## Problem statement
Copy out the records precisely, omitting pictures.
........
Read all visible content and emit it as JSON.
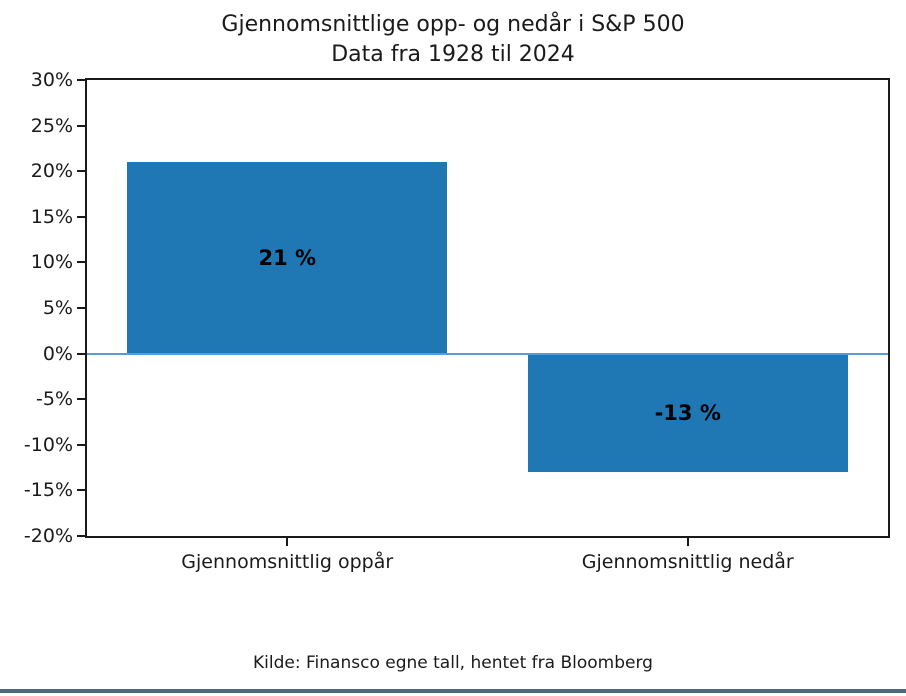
{
  "title": {
    "line1": "Gjennomsnittlige opp- og nedår i S&P 500",
    "line2": "Data fra 1928 til 2024"
  },
  "footer": {
    "source": "Kilde: Finansco egne tall, hentet fra Bloomberg"
  },
  "colors": {
    "bar": "#1f77b4",
    "zero_line": "#5b9bd5",
    "axis": "#1a1a1a",
    "bottom_bar": "#4d6b78",
    "background": "#ffffff"
  },
  "chart_data": {
    "type": "bar",
    "title": "Gjennomsnittlige opp- og nedår i S&P 500",
    "subtitle": "Data fra 1928 til 2024",
    "categories": [
      "Gjennomsnittlig oppår",
      "Gjennomsnittlig nedår"
    ],
    "values": [
      21,
      -13
    ],
    "bar_labels": [
      "21 %",
      "-13 %"
    ],
    "bar_color": "#1f77b4",
    "xlabel": "",
    "ylabel": "",
    "ylim": [
      -20,
      30
    ],
    "ytick_step": 5,
    "ytick_labels": [
      "30%",
      "25%",
      "20%",
      "15%",
      "10%",
      "5%",
      "0%",
      "-5%",
      "-10%",
      "-15%",
      "-20%"
    ],
    "grid": false,
    "legend": false,
    "zero_line": true,
    "bar_width_fraction": 0.8,
    "source_note": "Kilde: Finansco egne tall, hentet fra Bloomberg"
  }
}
........
## Written answer
Read all visible content and emit it as JSON.
{
  "title": {
    "line1": "Gjennomsnittlige opp- og nedår i S&P 500",
    "line2": "Data fra 1928 til 2024"
  },
  "footer": {
    "source": "Kilde: Finansco egne tall, hentet fra Bloomberg"
  },
  "colors": {
    "bar": "#1f77b4",
    "zero_line": "#5b9bd5",
    "axis": "#1a1a1a",
    "bottom_bar": "#4d6b78",
    "background": "#ffffff"
  },
  "chart_data": {
    "type": "bar",
    "title": "Gjennomsnittlige opp- og nedår i S&P 500",
    "subtitle": "Data fra 1928 til 2024",
    "categories": [
      "Gjennomsnittlig oppår",
      "Gjennomsnittlig nedår"
    ],
    "values": [
      21,
      -13
    ],
    "bar_labels": [
      "21 %",
      "-13 %"
    ],
    "bar_color": "#1f77b4",
    "xlabel": "",
    "ylabel": "",
    "ylim": [
      -20,
      30
    ],
    "ytick_step": 5,
    "ytick_labels": [
      "30%",
      "25%",
      "20%",
      "15%",
      "10%",
      "5%",
      "0%",
      "-5%",
      "-10%",
      "-15%",
      "-20%"
    ],
    "grid": false,
    "legend": false,
    "zero_line": true,
    "bar_width_fraction": 0.8,
    "source_note": "Kilde: Finansco egne tall, hentet fra Bloomberg"
  }
}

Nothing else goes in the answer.